(Raw records)
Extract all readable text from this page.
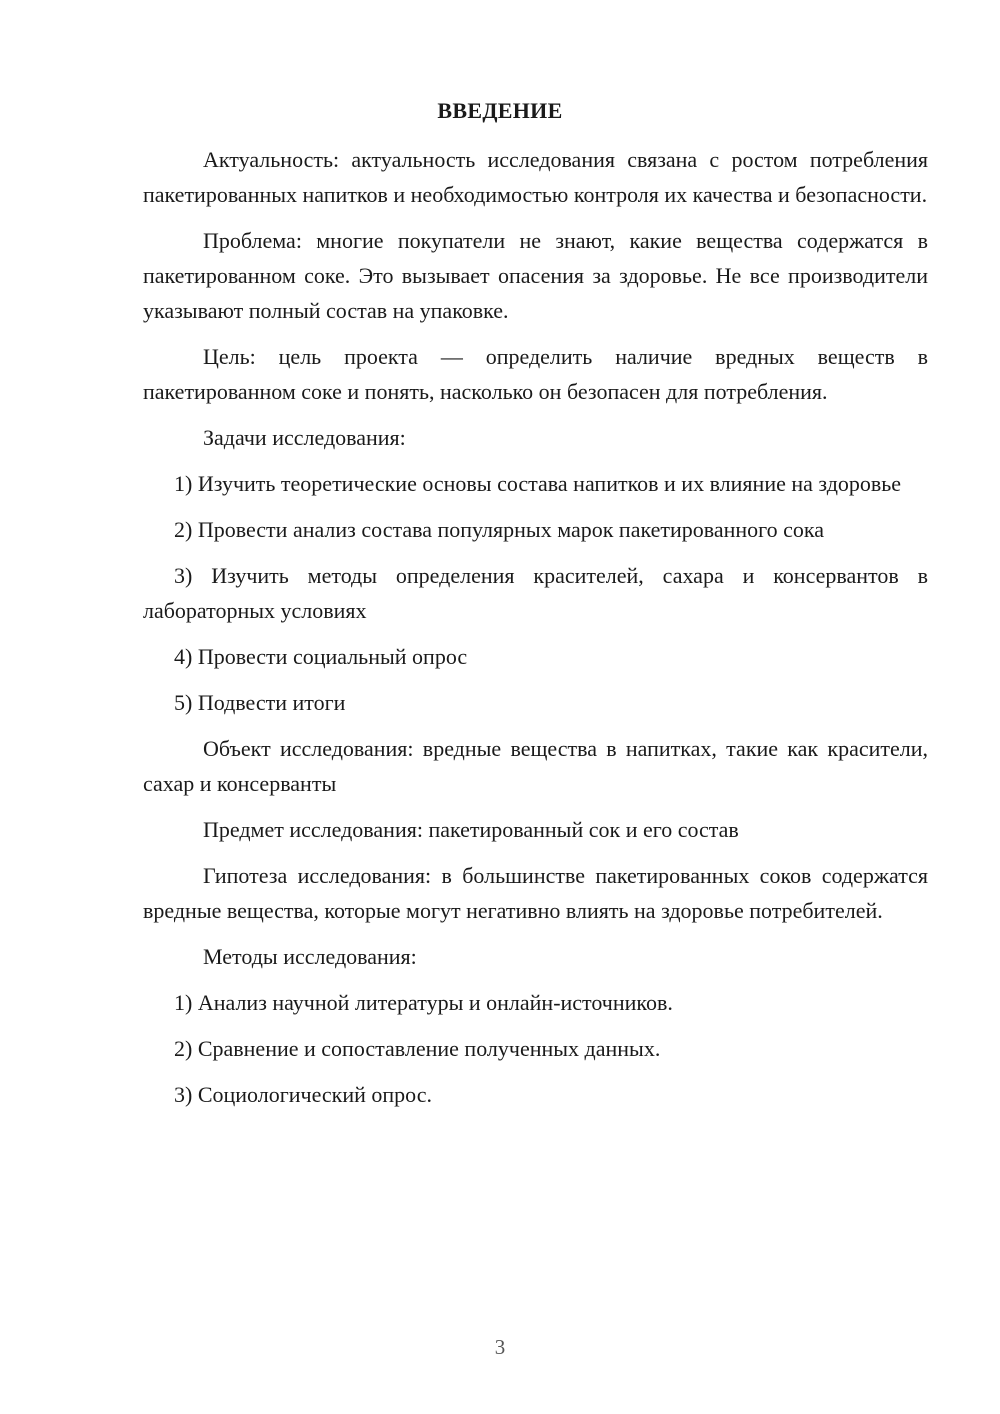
ВВЕДЕНИЕ

Актуальность: актуальность исследования связана с ростом потребления пакетированных напитков и необходимостью контроля их качества и безопасности.

Проблема: многие покупатели не знают, какие вещества содержатся в пакетированном соке. Это вызывает опасения за здоровье. Не все производители указывают полный состав на упаковке.

Цель: цель проекта — определить наличие вредных веществ в пакетированном соке и понять, насколько он безопасен для потребления.

Задачи исследования:

1) Изучить теоретические основы состава напитков и их влияние на здоровье

2) Провести анализ состава популярных марок пакетированного сока

3) Изучить методы определения красителей, сахара и консервантов в лабораторных условиях

4) Провести социальный опрос

5) Подвести итоги

Объект исследования: вредные вещества в напитках, такие как красители, сахар и консерванты

Предмет исследования: пакетированный сок и его состав

Гипотеза исследования: в большинстве пакетированных соков содержатся вредные вещества, которые могут негативно влиять на здоровье потребителей.

Методы исследования:

1) Анализ научной литературы и онлайн-источников.

2) Сравнение и сопоставление полученных данных.

3) Социологический опрос.

3
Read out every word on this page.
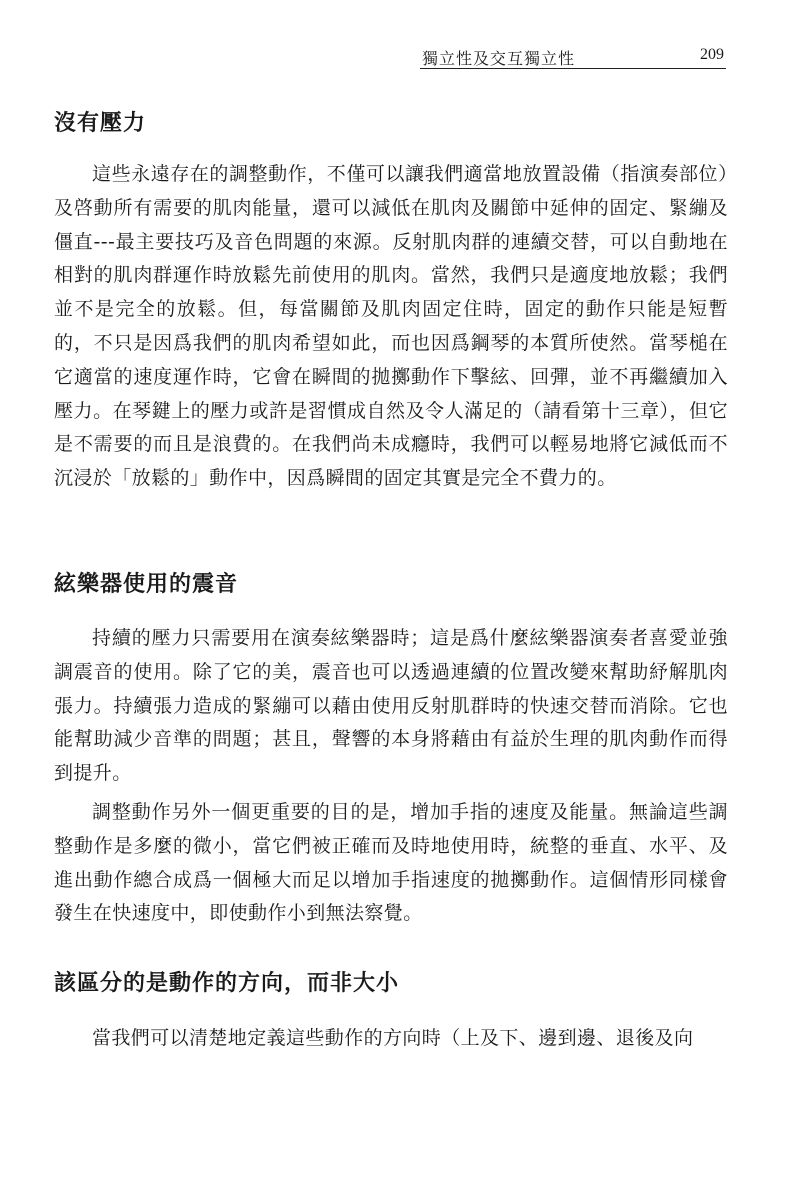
獨立性及交互獨立性	209
沒有壓力

這些永遠存在的調整動作，不僅可以讓我們適當地放置設備（指演奏部位）及啓動所有需要的肌肉能量，還可以減低在肌肉及關節中延伸的固定、緊繃及僵直---最主要技巧及音色問題的來源。反射肌肉群的連續交替，可以自動地在相對的肌肉群運作時放鬆先前使用的肌肉。當然，我們只是適度地放鬆；我們並不是完全的放鬆。但，每當關節及肌肉固定住時，固定的動作只能是短暫的，不只是因爲我們的肌肉希望如此，而也因爲鋼琴的本質所使然。當琴槌在它適當的速度運作時，它會在瞬間的拋擲動作下擊絃、回彈，並不再繼續加入壓力。在琴鍵上的壓力或許是習慣成自然及令人滿足的（請看第十三章），但它是不需要的而且是浪費的。在我們尚未成癮時，我們可以輕易地將它減低而不沉浸於「放鬆的」動作中，因爲瞬間的固定其實是完全不費力的。

絃樂器使用的震音

持續的壓力只需要用在演奏絃樂器時；這是爲什麼絃樂器演奏者喜愛並強調震音的使用。除了它的美，震音也可以透過連續的位置改變來幫助紓解肌肉張力。持續張力造成的緊繃可以藉由使用反射肌群時的快速交替而消除。它也能幫助減少音準的問題；甚且，聲響的本身將藉由有益於生理的肌肉動作而得到提升。

調整動作另外一個更重要的目的是，增加手指的速度及能量。無論這些調整動作是多麼的微小，當它們被正確而及時地使用時，統整的垂直、水平、及進出動作總合成爲一個極大而足以增加手指速度的拋擲動作。這個情形同樣會發生在快速度中，即使動作小到無法察覺。

該區分的是動作的方向，而非大小

當我們可以清楚地定義這些動作的方向時（上及下、邊到邊、退後及向
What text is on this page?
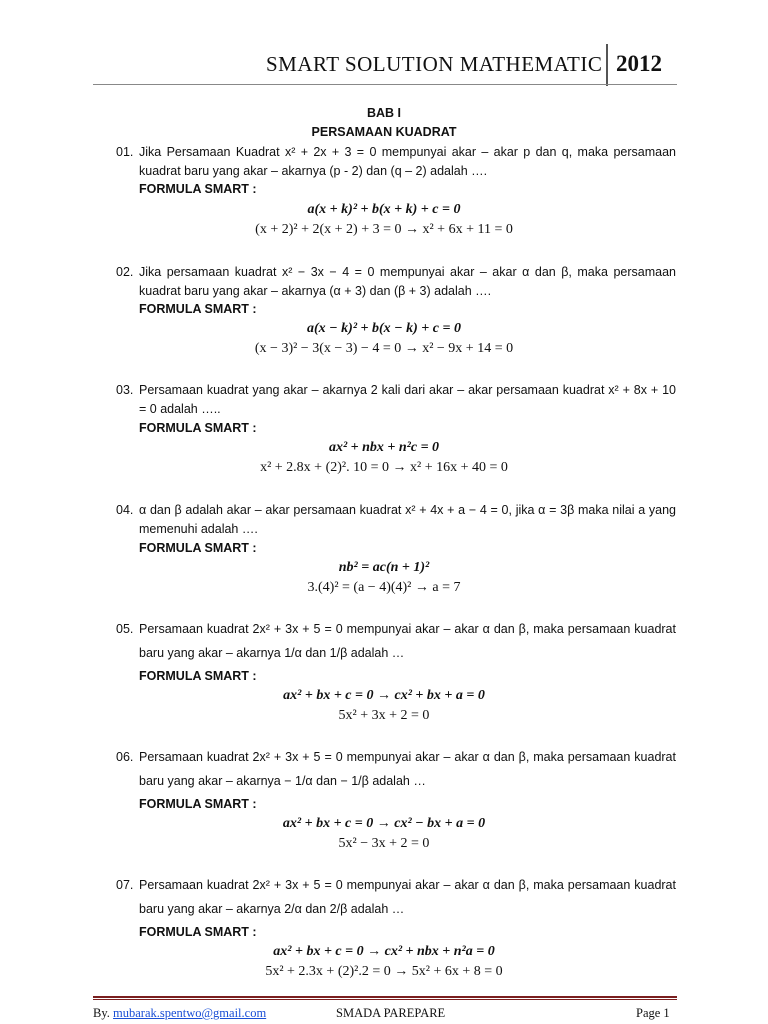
SMART SOLUTION MATHEMATIC 2012
BAB I
PERSAMAAN KUADRAT
01. Jika Persamaan Kuadrat x² + 2x + 3 = 0 mempunyai akar – akar p dan q, maka persamaan kuadrat baru yang akar – akarnya (p - 2) dan (q – 2) adalah ….
FORMULA SMART :
a(x + k)² + b(x + k) + c = 0
(x + 2)² + 2(x + 2) + 3 = 0 → x² + 6x + 11 = 0
02. Jika persamaan kuadrat x² − 3x − 4 = 0 mempunyai akar – akar α dan β, maka persamaan kuadrat baru yang akar – akarnya (α + 3) dan (β + 3) adalah ….
FORMULA SMART :
a(x − k)² + b(x − k) + c = 0
(x − 3)² − 3(x − 3) − 4 = 0 → x² − 9x + 14 = 0
03. Persamaan kuadrat yang akar – akarnya 2 kali dari akar – akar persamaan kuadrat x² + 8x + 10 = 0 adalah …..
FORMULA SMART :
ax² + nbx + n²c = 0
x² + 2.8x + (2)². 10 = 0 → x² + 16x + 40 = 0
04. α dan β adalah akar – akar persamaan kuadrat x² + 4x + a − 4 = 0, jika α = 3β maka nilai a yang memenuhi adalah ….
FORMULA SMART :
nb² = ac(n + 1)²
3.(4)² = (a − 4)(4)² → a = 7
05. Persamaan kuadrat 2x² + 3x + 5 = 0 mempunyai akar – akar α dan β, maka persamaan kuadrat baru yang akar – akarnya 1/α dan 1/β adalah …
FORMULA SMART :
ax² + bx + c = 0 → cx² + bx + a = 0
5x² + 3x + 2 = 0
06. Persamaan kuadrat 2x² + 3x + 5 = 0 mempunyai akar – akar α dan β, maka persamaan kuadrat baru yang akar – akarnya − 1/α dan − 1/β adalah …
FORMULA SMART :
ax² + bx + c = 0 → cx² − bx + a = 0
5x² − 3x + 2 = 0
07. Persamaan kuadrat 2x² + 3x + 5 = 0 mempunyai akar – akar α dan β, maka persamaan kuadrat baru yang akar – akarnya 2/α dan 2/β adalah …
FORMULA SMART :
ax² + bx + c = 0 → cx² + nbx + n²a = 0
5x² + 2.3x + (2)².2 = 0 → 5x² + 6x + 8 = 0
By. mubarak.spentwo@gmail.com	SMADA PAREPARE	Page 1
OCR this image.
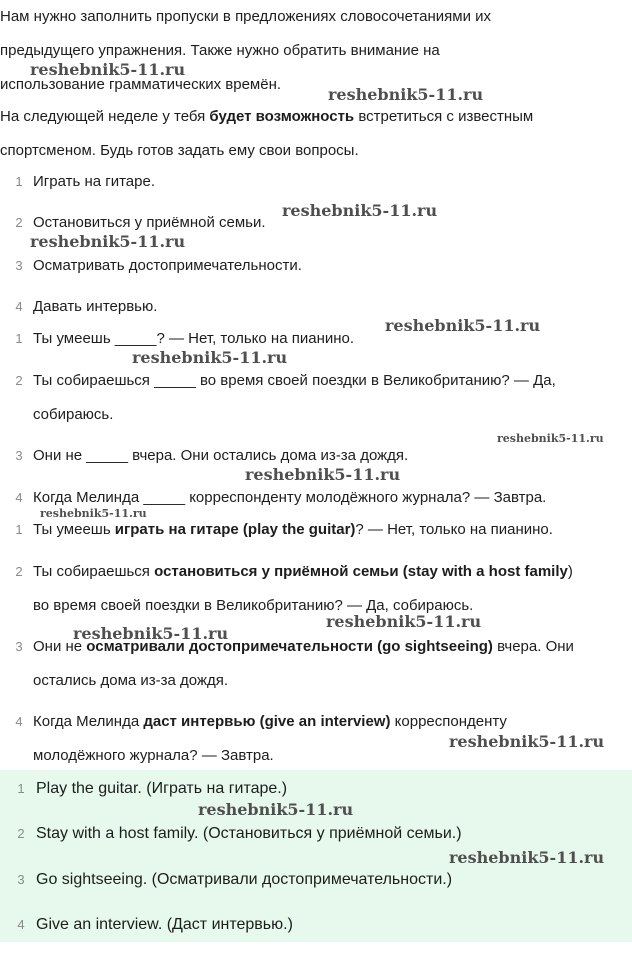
Нам нужно заполнить пропуски в предложениях словосочетаниями их
предыдущего упражнения. Также нужно обратить внимание на
использование грамматических времён.
На следующей неделе у тебя будет возможность встретиться с известным
спортсменом. Будь готов задать ему свои вопросы.
1 Играть на гитаре.
2 Остановиться у приёмной семьи.
3 Осматривать достопримечательности.
4 Давать интервью.
1 Ты умеешь _____? — Нет, только на пианино.
2 Ты собираешься _____ во время своей поездки в Великобританию? — Да,
собираюсь.
3 Они не _____ вчера. Они остались дома из-за дождя.
4 Когда Мелинда _____ корреспонденту молодёжного журнала? — Завтра.
1 Ты умеешь играть на гитаре (play the guitar)? — Нет, только на пианино.
2 Ты собираешься остановиться у приёмной семьи (stay with a host family)
во время своей поездки в Великобританию? — Да, собираюсь.
3 Они не осматривали достопримечательности (go sightseeing) вчера. Они
остались дома из-за дождя.
4 Когда Мелинда даст интервью (give an interview) корреспонденту
молодёжного журнала? — Завтра.
1 Play the guitar. (Играть на гитаре.)
2 Stay with a host family. (Остановиться у приёмной семьи.)
3 Go sightseeing. (Осматривали достопримечательности.)
4 Give an interview. (Даст интервью.)
reshebnik5-11.ru
reshebnik5-11.ru
reshebnik5-11.ru
reshebnik5-11.ru
reshebnik5-11.ru
reshebnik5-11.ru
reshebnik5-11.ru
reshebnik5-11.ru
reshebnik5-11.ru
reshebnik5-11.ru
reshebnik5-11.ru
reshebnik5-11.ru
reshebnik5-11.ru
reshebnik5-11.ru
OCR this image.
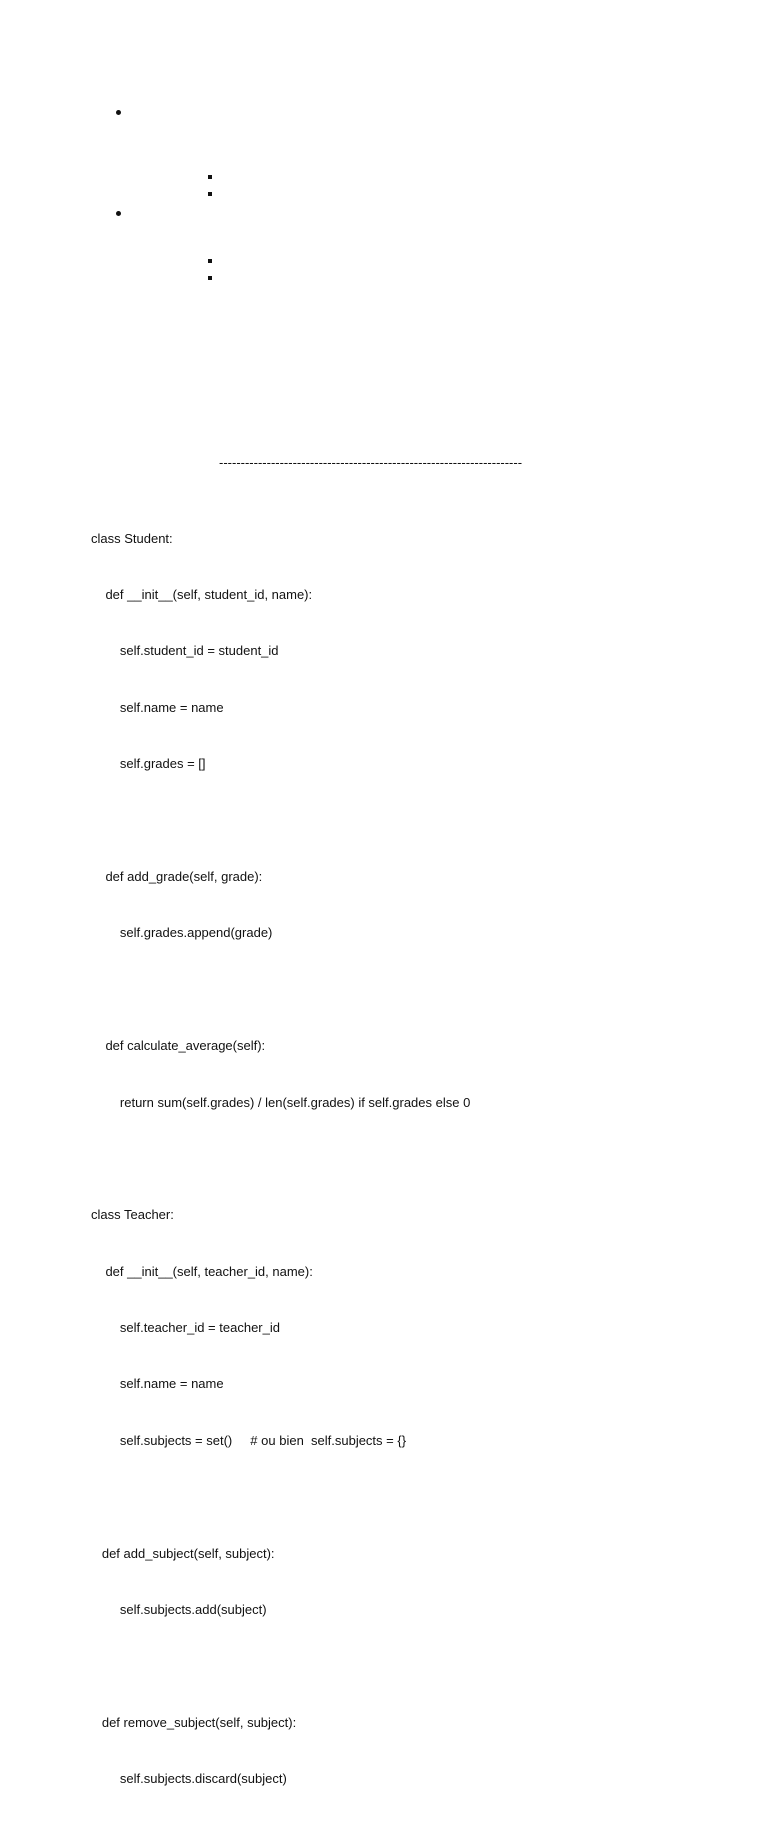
----------------------------------------------------------------------

class Student:

def __init__(self, student_id, name):

self.student_id = student_id

self.name = name

self.grades = []

def add_grade(self, grade):

self.grades.append(grade)

def calculate_average(self):

return sum(self.grades) / len(self.grades) if self.grades else 0

class Teacher:

def __init__(self, teacher_id, name):

self.teacher_id = teacher_id

self.name = name

self.subjects = set()     # ou bien  self.subjects = {}

def add_subject(self, subject):

self.subjects.add(subject)

def remove_subject(self, subject):

self.subjects.discard(subject)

Instruction: Print each entry shown above with exact wording and no pictures.

Response:
Extract all readable text from this page.
ВВЕДЕНИЕ

Актуальность: актуальность исследования связана с ростом потребления пакетированных напитков и необходимостью контроля их качества и безопасности.

Проблема: многие покупатели не знают, какие вещества содержатся в пакетированном соке. Это вызывает опасения за здоровье. Не все производители указывают полный состав на упаковке.

Цель: цель проекта — определить наличие вредных веществ в пакетированном соке и понять, насколько он безопасен для потребления.

Задачи исследования:

1) Изучить теоретические основы состава напитков и их влияние на здоровье

2) Провести анализ состава популярных марок пакетированного сока

3) Изучить методы определения красителей, сахара и консервантов в лабораторных условиях

4) Провести социальный опрос

5) Подвести итоги

Объект исследования: вредные вещества в напитках, такие как красители, сахар и консерванты

Предмет исследования: пакетированный сок и его состав

Гипотеза исследования: в большинстве пакетированных соков содержатся вредные вещества, которые могут негативно влиять на здоровье потребителей.

Методы исследования:

1) Анализ научной литературы и онлайн-источников.

2) Сравнение и сопоставление полученных данных.

3) Социологический опрос.

3
Read out every word on this page.
獨立性及交互獨立性	209
沒有壓力

這些永遠存在的調整動作，不僅可以讓我們適當地放置設備（指演奏部位）及啓動所有需要的肌肉能量，還可以減低在肌肉及關節中延伸的固定、緊繃及僵直---最主要技巧及音色問題的來源。反射肌肉群的連續交替，可以自動地在相對的肌肉群運作時放鬆先前使用的肌肉。當然，我們只是適度地放鬆；我們並不是完全的放鬆。但，每當關節及肌肉固定住時，固定的動作只能是短暫的，不只是因爲我們的肌肉希望如此，而也因爲鋼琴的本質所使然。當琴槌在它適當的速度運作時，它會在瞬間的拋擲動作下擊絃、回彈，並不再繼續加入壓力。在琴鍵上的壓力或許是習慣成自然及令人滿足的（請看第十三章），但它是不需要的而且是浪費的。在我們尚未成癮時，我們可以輕易地將它減低而不沉浸於「放鬆的」動作中，因爲瞬間的固定其實是完全不費力的。

絃樂器使用的震音

持續的壓力只需要用在演奏絃樂器時；這是爲什麼絃樂器演奏者喜愛並強調震音的使用。除了它的美，震音也可以透過連續的位置改變來幫助紓解肌肉張力。持續張力造成的緊繃可以藉由使用反射肌群時的快速交替而消除。它也能幫助減少音準的問題；甚且，聲響的本身將藉由有益於生理的肌肉動作而得到提升。

調整動作另外一個更重要的目的是，增加手指的速度及能量。無論這些調整動作是多麼的微小，當它們被正確而及時地使用時，統整的垂直、水平、及進出動作總合成爲一個極大而足以增加手指速度的拋擲動作。這個情形同樣會發生在快速度中，即使動作小到無法察覺。

該區分的是動作的方向，而非大小

當我們可以清楚地定義這些動作的方向時（上及下、邊到邊、退後及向
What text is on this page?
SMART SOLUTION MATHEMATIC 2012
BAB I
PERSAMAAN KUADRAT
01. Jika Persamaan Kuadrat x² + 2x + 3 = 0 mempunyai akar – akar p dan q, maka persamaan kuadrat baru yang akar – akarnya (p - 2) dan (q – 2) adalah ….
FORMULA SMART :
a(x + k)² + b(x + k) + c = 0
(x + 2)² + 2(x + 2) + 3 = 0 → x² + 6x + 11 = 0
02. Jika persamaan kuadrat x² − 3x − 4 = 0 mempunyai akar – akar α dan β, maka persamaan kuadrat baru yang akar – akarnya (α + 3) dan (β + 3) adalah ….
FORMULA SMART :
a(x − k)² + b(x − k) + c = 0
(x − 3)² − 3(x − 3) − 4 = 0 → x² − 9x + 14 = 0
03. Persamaan kuadrat yang akar – akarnya 2 kali dari akar – akar persamaan kuadrat x² + 8x + 10 = 0 adalah …..
FORMULA SMART :
ax² + nbx + n²c = 0
x² + 2.8x + (2)². 10 = 0 → x² + 16x + 40 = 0
04. α dan β adalah akar – akar persamaan kuadrat x² + 4x + a − 4 = 0, jika α = 3β maka nilai a yang memenuhi adalah ….
FORMULA SMART :
nb² = ac(n + 1)²
3.(4)² = (a − 4)(4)² → a = 7
05. Persamaan kuadrat 2x² + 3x + 5 = 0 mempunyai akar – akar α dan β, maka persamaan kuadrat baru yang akar – akarnya 1/α dan 1/β adalah …
FORMULA SMART :
ax² + bx + c = 0 → cx² + bx + a = 0
5x² + 3x + 2 = 0
06. Persamaan kuadrat 2x² + 3x + 5 = 0 mempunyai akar – akar α dan β, maka persamaan kuadrat baru yang akar – akarnya − 1/α dan − 1/β adalah …
FORMULA SMART :
ax² + bx + c = 0 → cx² − bx + a = 0
5x² − 3x + 2 = 0
07. Persamaan kuadrat 2x² + 3x + 5 = 0 mempunyai akar – akar α dan β, maka persamaan kuadrat baru yang akar – akarnya 2/α dan 2/β adalah …
FORMULA SMART :
ax² + bx + c = 0 → cx² + nbx + n²a = 0
5x² + 2.3x + (2)².2 = 0 → 5x² + 6x + 8 = 0
By. mubarak.spentwo@gmail.com	SMADA PAREPARE	Page 1
OCR this image.
Нам нужно заполнить пропуски в предложениях словосочетаниями их
предыдущего упражнения. Также нужно обратить внимание на
использование грамматических времён.
На следующей неделе у тебя будет возможность встретиться с известным
спортсменом. Будь готов задать ему свои вопросы.
1 Играть на гитаре.
2 Остановиться у приёмной семьи.
3 Осматривать достопримечательности.
4 Давать интервью.
1 Ты умеешь _____? — Нет, только на пианино.
2 Ты собираешься _____ во время своей поездки в Великобританию? — Да,
собираюсь.
3 Они не _____ вчера. Они остались дома из-за дождя.
4 Когда Мелинда _____ корреспонденту молодёжного журнала? — Завтра.
1 Ты умеешь играть на гитаре (play the guitar)? — Нет, только на пианино.
2 Ты собираешься остановиться у приёмной семьи (stay with a host family)
во время своей поездки в Великобританию? — Да, собираюсь.
3 Они не осматривали достопримечательности (go sightseeing) вчера. Они
остались дома из-за дождя.
4 Когда Мелинда даст интервью (give an interview) корреспонденту
молодёжного журнала? — Завтра.
1 Play the guitar. (Играть на гитаре.)
2 Stay with a host family. (Остановиться у приёмной семьи.)
3 Go sightseeing. (Осматривали достопримечательности.)
4 Give an interview. (Даст интервью.)
reshebnik5-11.ru
reshebnik5-11.ru
reshebnik5-11.ru
reshebnik5-11.ru
reshebnik5-11.ru
reshebnik5-11.ru
reshebnik5-11.ru
reshebnik5-11.ru
reshebnik5-11.ru
reshebnik5-11.ru
reshebnik5-11.ru
reshebnik5-11.ru
reshebnik5-11.ru
reshebnik5-11.ru
OCR this image.
----------------------------------------------------------------------

class Student:

def __init__(self, student_id, name):

self.student_id = student_id

self.name = name

self.grades = []

def add_grade(self, grade):

self.grades.append(grade)

def calculate_average(self):

return sum(self.grades) / len(self.grades) if self.grades else 0

class Teacher:

def __init__(self, teacher_id, name):

self.teacher_id = teacher_id

self.name = name

self.subjects = set()     # ou bien  self.subjects = {}

def add_subject(self, subject):

self.subjects.add(subject)

def remove_subject(self, subject):

self.subjects.discard(subject)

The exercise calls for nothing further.